━━ DATA SHOWN ━━

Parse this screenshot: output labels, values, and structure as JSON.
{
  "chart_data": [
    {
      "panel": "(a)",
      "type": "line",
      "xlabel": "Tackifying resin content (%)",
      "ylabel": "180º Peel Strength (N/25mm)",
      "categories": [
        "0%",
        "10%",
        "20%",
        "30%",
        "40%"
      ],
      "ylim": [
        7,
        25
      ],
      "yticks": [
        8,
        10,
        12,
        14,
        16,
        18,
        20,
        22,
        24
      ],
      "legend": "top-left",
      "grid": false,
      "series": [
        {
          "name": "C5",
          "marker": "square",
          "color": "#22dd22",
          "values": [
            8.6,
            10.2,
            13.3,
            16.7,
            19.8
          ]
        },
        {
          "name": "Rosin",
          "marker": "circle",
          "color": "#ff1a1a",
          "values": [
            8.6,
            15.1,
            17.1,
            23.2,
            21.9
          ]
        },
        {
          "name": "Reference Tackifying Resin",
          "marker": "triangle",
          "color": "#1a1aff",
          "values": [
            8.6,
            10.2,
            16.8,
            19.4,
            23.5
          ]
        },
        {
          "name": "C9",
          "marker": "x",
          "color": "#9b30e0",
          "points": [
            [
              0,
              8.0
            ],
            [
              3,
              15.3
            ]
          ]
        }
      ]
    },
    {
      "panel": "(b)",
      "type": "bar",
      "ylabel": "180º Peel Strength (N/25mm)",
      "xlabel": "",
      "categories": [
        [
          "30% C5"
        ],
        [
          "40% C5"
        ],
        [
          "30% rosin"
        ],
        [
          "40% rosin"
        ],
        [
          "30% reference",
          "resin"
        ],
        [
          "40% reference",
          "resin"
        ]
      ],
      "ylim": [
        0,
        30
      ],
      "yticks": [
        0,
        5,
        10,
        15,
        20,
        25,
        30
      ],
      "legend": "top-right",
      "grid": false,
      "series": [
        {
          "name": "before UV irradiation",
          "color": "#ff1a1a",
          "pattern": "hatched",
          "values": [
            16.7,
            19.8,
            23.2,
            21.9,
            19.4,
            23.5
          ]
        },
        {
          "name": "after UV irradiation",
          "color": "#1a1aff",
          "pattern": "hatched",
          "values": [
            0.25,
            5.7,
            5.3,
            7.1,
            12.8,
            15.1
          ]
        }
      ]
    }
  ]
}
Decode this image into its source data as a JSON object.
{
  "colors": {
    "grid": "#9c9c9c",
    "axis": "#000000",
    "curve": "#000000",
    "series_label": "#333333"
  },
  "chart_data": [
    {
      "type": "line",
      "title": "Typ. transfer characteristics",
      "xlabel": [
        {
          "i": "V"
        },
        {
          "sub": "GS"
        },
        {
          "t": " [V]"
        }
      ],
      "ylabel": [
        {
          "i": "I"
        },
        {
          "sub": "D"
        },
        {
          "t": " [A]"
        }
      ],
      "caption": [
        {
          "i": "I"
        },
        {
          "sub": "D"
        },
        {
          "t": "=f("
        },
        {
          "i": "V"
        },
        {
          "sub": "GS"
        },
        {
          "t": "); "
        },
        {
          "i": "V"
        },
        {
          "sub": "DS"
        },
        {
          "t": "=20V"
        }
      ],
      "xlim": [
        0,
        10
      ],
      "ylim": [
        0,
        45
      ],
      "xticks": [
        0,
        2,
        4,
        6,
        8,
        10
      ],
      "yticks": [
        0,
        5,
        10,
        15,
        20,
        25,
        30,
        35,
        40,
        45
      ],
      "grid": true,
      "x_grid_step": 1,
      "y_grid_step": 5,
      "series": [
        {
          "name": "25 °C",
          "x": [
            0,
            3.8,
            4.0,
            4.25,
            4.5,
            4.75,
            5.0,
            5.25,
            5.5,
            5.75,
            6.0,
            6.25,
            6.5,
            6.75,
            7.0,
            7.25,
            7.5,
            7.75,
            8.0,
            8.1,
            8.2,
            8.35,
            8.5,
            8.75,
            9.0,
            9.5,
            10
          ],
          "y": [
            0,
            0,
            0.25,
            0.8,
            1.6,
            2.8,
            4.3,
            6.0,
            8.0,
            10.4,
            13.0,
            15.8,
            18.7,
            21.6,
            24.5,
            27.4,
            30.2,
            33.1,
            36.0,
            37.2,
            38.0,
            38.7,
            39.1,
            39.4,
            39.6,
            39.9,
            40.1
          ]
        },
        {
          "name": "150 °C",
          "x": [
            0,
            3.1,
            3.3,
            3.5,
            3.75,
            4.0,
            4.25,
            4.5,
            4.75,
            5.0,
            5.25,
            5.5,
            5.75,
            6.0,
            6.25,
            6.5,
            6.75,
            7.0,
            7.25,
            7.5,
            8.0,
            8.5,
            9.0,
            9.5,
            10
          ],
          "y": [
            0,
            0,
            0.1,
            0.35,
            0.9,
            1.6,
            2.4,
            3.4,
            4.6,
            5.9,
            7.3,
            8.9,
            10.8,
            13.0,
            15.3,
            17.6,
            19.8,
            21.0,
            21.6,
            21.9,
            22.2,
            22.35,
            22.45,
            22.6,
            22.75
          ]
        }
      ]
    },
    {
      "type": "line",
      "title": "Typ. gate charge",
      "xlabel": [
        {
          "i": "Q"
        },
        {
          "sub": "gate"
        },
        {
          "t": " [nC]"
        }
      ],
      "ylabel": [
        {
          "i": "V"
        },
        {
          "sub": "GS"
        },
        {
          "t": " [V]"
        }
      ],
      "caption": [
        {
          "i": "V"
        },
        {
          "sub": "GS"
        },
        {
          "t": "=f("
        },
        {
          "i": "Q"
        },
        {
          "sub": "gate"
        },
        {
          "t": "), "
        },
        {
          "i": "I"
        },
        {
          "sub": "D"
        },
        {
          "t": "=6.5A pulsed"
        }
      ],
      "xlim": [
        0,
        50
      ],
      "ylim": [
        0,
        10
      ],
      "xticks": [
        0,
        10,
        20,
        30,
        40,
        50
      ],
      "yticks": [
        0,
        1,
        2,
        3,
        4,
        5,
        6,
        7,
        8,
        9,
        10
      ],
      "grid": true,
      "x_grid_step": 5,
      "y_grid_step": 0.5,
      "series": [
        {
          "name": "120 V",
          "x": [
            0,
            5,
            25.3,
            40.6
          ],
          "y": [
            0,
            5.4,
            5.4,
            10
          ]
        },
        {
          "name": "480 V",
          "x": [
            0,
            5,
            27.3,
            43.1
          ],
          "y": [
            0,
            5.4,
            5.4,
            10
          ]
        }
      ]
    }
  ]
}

━━━

PROBLEM DESCRIPTION » From the first line to the last, please quote the material above exactly.

SOLUTION »
Parse this screenshot: output labels, values, and structure as JSON.
{
  "chart_data": [
    {
      "panel": "(a)",
      "type": "line",
      "xlabel": "Tackifying resin content (%)",
      "ylabel": "180º Peel Strength (N/25mm)",
      "categories": [
        "0%",
        "10%",
        "20%",
        "30%",
        "40%"
      ],
      "ylim": [
        7,
        25
      ],
      "yticks": [
        8,
        10,
        12,
        14,
        16,
        18,
        20,
        22,
        24
      ],
      "legend": "top-left",
      "grid": false,
      "series": [
        {
          "name": "C5",
          "marker": "square",
          "color": "#22dd22",
          "values": [
            8.6,
            10.2,
            13.3,
            16.7,
            19.8
          ]
        },
        {
          "name": "Rosin",
          "marker": "circle",
          "color": "#ff1a1a",
          "values": [
            8.6,
            15.1,
            17.1,
            23.2,
            21.9
          ]
        },
        {
          "name": "Reference Tackifying Resin",
          "marker": "triangle",
          "color": "#1a1aff",
          "values": [
            8.6,
            10.2,
            16.8,
            19.4,
            23.5
          ]
        },
        {
          "name": "C9",
          "marker": "x",
          "color": "#9b30e0",
          "points": [
            [
              0,
              8.0
            ],
            [
              3,
              15.3
            ]
          ]
        }
      ]
    },
    {
      "panel": "(b)",
      "type": "bar",
      "ylabel": "180º Peel Strength (N/25mm)",
      "xlabel": "",
      "categories": [
        [
          "30% C5"
        ],
        [
          "40% C5"
        ],
        [
          "30% rosin"
        ],
        [
          "40% rosin"
        ],
        [
          "30% reference",
          "resin"
        ],
        [
          "40% reference",
          "resin"
        ]
      ],
      "ylim": [
        0,
        30
      ],
      "yticks": [
        0,
        5,
        10,
        15,
        20,
        25,
        30
      ],
      "legend": "top-right",
      "grid": false,
      "series": [
        {
          "name": "before UV irradiation",
          "color": "#ff1a1a",
          "pattern": "hatched",
          "values": [
            16.7,
            19.8,
            23.2,
            21.9,
            19.4,
            23.5
          ]
        },
        {
          "name": "after UV irradiation",
          "color": "#1a1aff",
          "pattern": "hatched",
          "values": [
            0.25,
            5.7,
            5.3,
            7.1,
            12.8,
            15.1
          ]
        }
      ]
    }
  ]
}
Decode this image into its source data as a JSON object.
{
  "colors": {
    "grid": "#9c9c9c",
    "axis": "#000000",
    "curve": "#000000",
    "series_label": "#333333"
  },
  "chart_data": [
    {
      "type": "line",
      "title": "Typ. transfer characteristics",
      "xlabel": [
        {
          "i": "V"
        },
        {
          "sub": "GS"
        },
        {
          "t": " [V]"
        }
      ],
      "ylabel": [
        {
          "i": "I"
        },
        {
          "sub": "D"
        },
        {
          "t": " [A]"
        }
      ],
      "caption": [
        {
          "i": "I"
        },
        {
          "sub": "D"
        },
        {
          "t": "=f("
        },
        {
          "i": "V"
        },
        {
          "sub": "GS"
        },
        {
          "t": "); "
        },
        {
          "i": "V"
        },
        {
          "sub": "DS"
        },
        {
          "t": "=20V"
        }
      ],
      "xlim": [
        0,
        10
      ],
      "ylim": [
        0,
        45
      ],
      "xticks": [
        0,
        2,
        4,
        6,
        8,
        10
      ],
      "yticks": [
        0,
        5,
        10,
        15,
        20,
        25,
        30,
        35,
        40,
        45
      ],
      "grid": true,
      "x_grid_step": 1,
      "y_grid_step": 5,
      "series": [
        {
          "name": "25 °C",
          "x": [
            0,
            3.8,
            4.0,
            4.25,
            4.5,
            4.75,
            5.0,
            5.25,
            5.5,
            5.75,
            6.0,
            6.25,
            6.5,
            6.75,
            7.0,
            7.25,
            7.5,
            7.75,
            8.0,
            8.1,
            8.2,
            8.35,
            8.5,
            8.75,
            9.0,
            9.5,
            10
          ],
          "y": [
            0,
            0,
            0.25,
            0.8,
            1.6,
            2.8,
            4.3,
            6.0,
            8.0,
            10.4,
            13.0,
            15.8,
            18.7,
            21.6,
            24.5,
            27.4,
            30.2,
            33.1,
            36.0,
            37.2,
            38.0,
            38.7,
            39.1,
            39.4,
            39.6,
            39.9,
            40.1
          ]
        },
        {
          "name": "150 °C",
          "x": [
            0,
            3.1,
            3.3,
            3.5,
            3.75,
            4.0,
            4.25,
            4.5,
            4.75,
            5.0,
            5.25,
            5.5,
            5.75,
            6.0,
            6.25,
            6.5,
            6.75,
            7.0,
            7.25,
            7.5,
            8.0,
            8.5,
            9.0,
            9.5,
            10
          ],
          "y": [
            0,
            0,
            0.1,
            0.35,
            0.9,
            1.6,
            2.4,
            3.4,
            4.6,
            5.9,
            7.3,
            8.9,
            10.8,
            13.0,
            15.3,
            17.6,
            19.8,
            21.0,
            21.6,
            21.9,
            22.2,
            22.35,
            22.45,
            22.6,
            22.75
          ]
        }
      ]
    },
    {
      "type": "line",
      "title": "Typ. gate charge",
      "xlabel": [
        {
          "i": "Q"
        },
        {
          "sub": "gate"
        },
        {
          "t": " [nC]"
        }
      ],
      "ylabel": [
        {
          "i": "V"
        },
        {
          "sub": "GS"
        },
        {
          "t": " [V]"
        }
      ],
      "caption": [
        {
          "i": "V"
        },
        {
          "sub": "GS"
        },
        {
          "t": "=f("
        },
        {
          "i": "Q"
        },
        {
          "sub": "gate"
        },
        {
          "t": "), "
        },
        {
          "i": "I"
        },
        {
          "sub": "D"
        },
        {
          "t": "=6.5A pulsed"
        }
      ],
      "xlim": [
        0,
        50
      ],
      "ylim": [
        0,
        10
      ],
      "xticks": [
        0,
        10,
        20,
        30,
        40,
        50
      ],
      "yticks": [
        0,
        1,
        2,
        3,
        4,
        5,
        6,
        7,
        8,
        9,
        10
      ],
      "grid": true,
      "x_grid_step": 5,
      "y_grid_step": 0.5,
      "series": [
        {
          "name": "120 V",
          "x": [
            0,
            5,
            25.3,
            40.6
          ],
          "y": [
            0,
            5.4,
            5.4,
            10
          ]
        },
        {
          "name": "480 V",
          "x": [
            0,
            5,
            27.3,
            43.1
          ],
          "y": [
            0,
            5.4,
            5.4,
            10
          ]
        }
      ]
    }
  ]
}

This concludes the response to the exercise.